§ THE EXERCISE: Set the listing down unchanged, minus every embedded image.

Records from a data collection
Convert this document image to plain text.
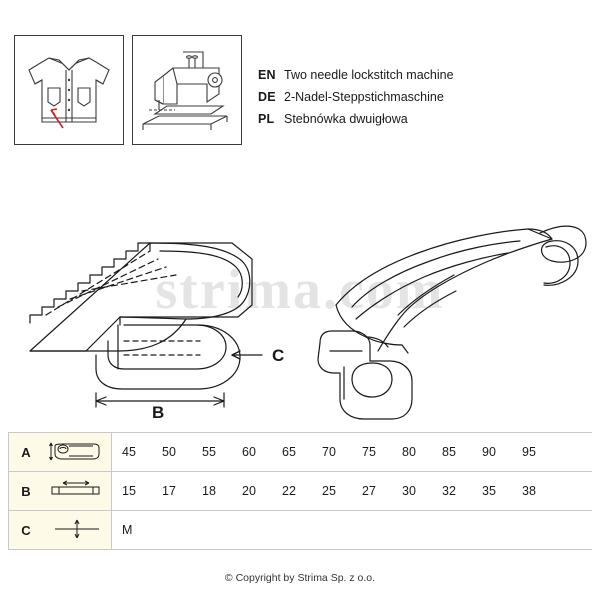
EN Two needle lockstitch machine
DE 2-Nadel-Steppstichmaschine
PL Stebnówka dwuigłowa
strima.com
C
B
A		45	50	55	60	65	70	75	80	85	90	95

B		15	17	18	20	22	25	27	30	32	35	38

C		M
© Copyright by Strima Sp. z o.o.
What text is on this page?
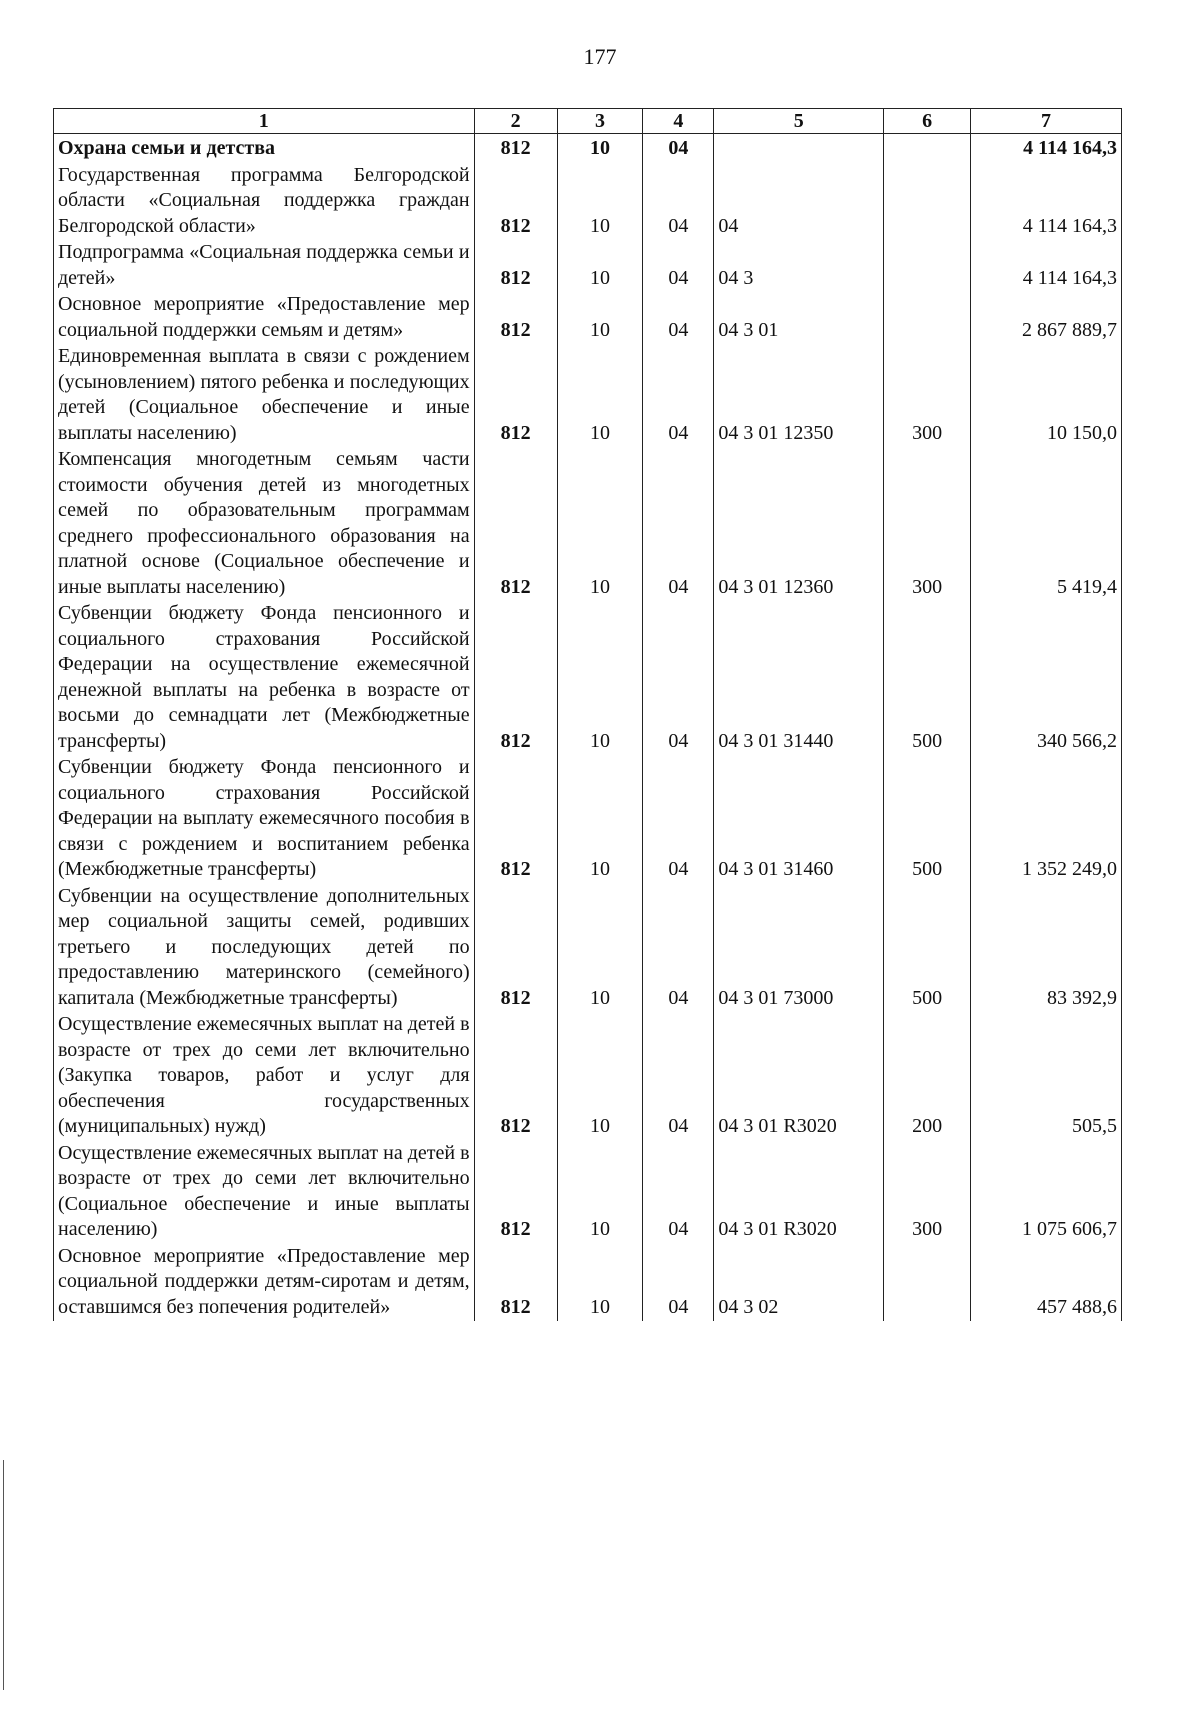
177
1	2	3	4	5	6	7
Охрана семьи и детства	812	10	04			4 114 164,3
Государственная программа Белгородской области «Социальная поддержка граждан Белгородской области»	812	10	04	04		4 114 164,3
Подпрограмма «Социальная поддержка семьи и детей»	812	10	04	04 3		4 114 164,3
Основное мероприятие «Предоставление мер социальной поддержки семьям и детям»	812	10	04	04 3 01		2 867 889,7
Единовременная выплата в связи с рождением (усыновлением) пятого ребенка и последующих детей (Социальное обеспечение и иные выплаты населению)	812	10	04	04 3 01 12350	300	10 150,0
Компенсация многодетным семьям части стоимости обучения детей из многодетных семей по образовательным программам среднего профессионального образования на платной основе (Социальное обеспечение и иные выплаты населению)	812	10	04	04 3 01 12360	300	5 419,4
Субвенции бюджету Фонда пенсионного и социального страхования Российской Федерации на осуществление ежемесячной денежной выплаты на ребенка в возрасте от восьми до семнадцати лет (Межбюджетные трансферты)	812	10	04	04 3 01 31440	500	340 566,2
Субвенции бюджету Фонда пенсионного и социального страхования Российской Федерации на выплату ежемесячного пособия в связи с рождением и воспитанием ребенка (Межбюджетные трансферты)	812	10	04	04 3 01 31460	500	1 352 249,0
Субвенции на осуществление дополнительных мер социальной защиты семей, родивших третьего и последующих детей по предоставлению материнского (семейного) капитала (Межбюджетные трансферты)	812	10	04	04 3 01 73000	500	83 392,9
Осуществление ежемесячных выплат на детей в возрасте от трех до семи лет включительно (Закупка товаров, работ и услуг для обеспечения государственных (муниципальных) нужд)	812	10	04	04 3 01 R3020	200	505,5
Осуществление ежемесячных выплат на детей в возрасте от трех до семи лет включительно (Социальное обеспечение и иные выплаты населению)	812	10	04	04 3 01 R3020	300	1 075 606,7
Основное мероприятие «Предоставление мер социальной поддержки детям-сиротам и детям, оставшимся без попечения родителей»	812	10	04	04 3 02		457 488,6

§ TASK ANSWER:
Convert this document image to plain text.
EN Two needle lockstitch machine
DE 2-Nadel-Steppstichmaschine
PL Stebnówka dwuigłowa
strima.com
C
B
A		45	50	55	60	65	70	75	80	85	90	95

B		15	17	18	20	22	25	27	30	32	35	38

C		M
© Copyright by Strima Sp. z o.o.
What text is on this page?
177
1	2	3	4	5	6	7
Охрана семьи и детства	812	10	04			4 114 164,3
Государственная программа Белгородской области «Социальная поддержка граждан Белгородской области»	812	10	04	04		4 114 164,3
Подпрограмма «Социальная поддержка семьи и детей»	812	10	04	04 3		4 114 164,3
Основное мероприятие «Предоставление мер социальной поддержки семьям и детям»	812	10	04	04 3 01		2 867 889,7
Единовременная выплата в связи с рождением (усыновлением) пятого ребенка и последующих детей (Социальное обеспечение и иные выплаты населению)	812	10	04	04 3 01 12350	300	10 150,0
Компенсация многодетным семьям части стоимости обучения детей из многодетных семей по образовательным программам среднего профессионального образования на платной основе (Социальное обеспечение и иные выплаты населению)	812	10	04	04 3 01 12360	300	5 419,4
Субвенции бюджету Фонда пенсионного и социального страхования Российской Федерации на осуществление ежемесячной денежной выплаты на ребенка в возрасте от восьми до семнадцати лет (Межбюджетные трансферты)	812	10	04	04 3 01 31440	500	340 566,2
Субвенции бюджету Фонда пенсионного и социального страхования Российской Федерации на выплату ежемесячного пособия в связи с рождением и воспитанием ребенка (Межбюджетные трансферты)	812	10	04	04 3 01 31460	500	1 352 249,0
Субвенции на осуществление дополнительных мер социальной защиты семей, родивших третьего и последующих детей по предоставлению материнского (семейного) капитала (Межбюджетные трансферты)	812	10	04	04 3 01 73000	500	83 392,9
Осуществление ежемесячных выплат на детей в возрасте от трех до семи лет включительно (Закупка товаров, работ и услуг для обеспечения государственных (муниципальных) нужд)	812	10	04	04 3 01 R3020	200	505,5
Осуществление ежемесячных выплат на детей в возрасте от трех до семи лет включительно (Социальное обеспечение и иные выплаты населению)	812	10	04	04 3 01 R3020	300	1 075 606,7
Основное мероприятие «Предоставление мер социальной поддержки детям-сиротам и детям, оставшимся без попечения родителей»	812	10	04	04 3 02		457 488,6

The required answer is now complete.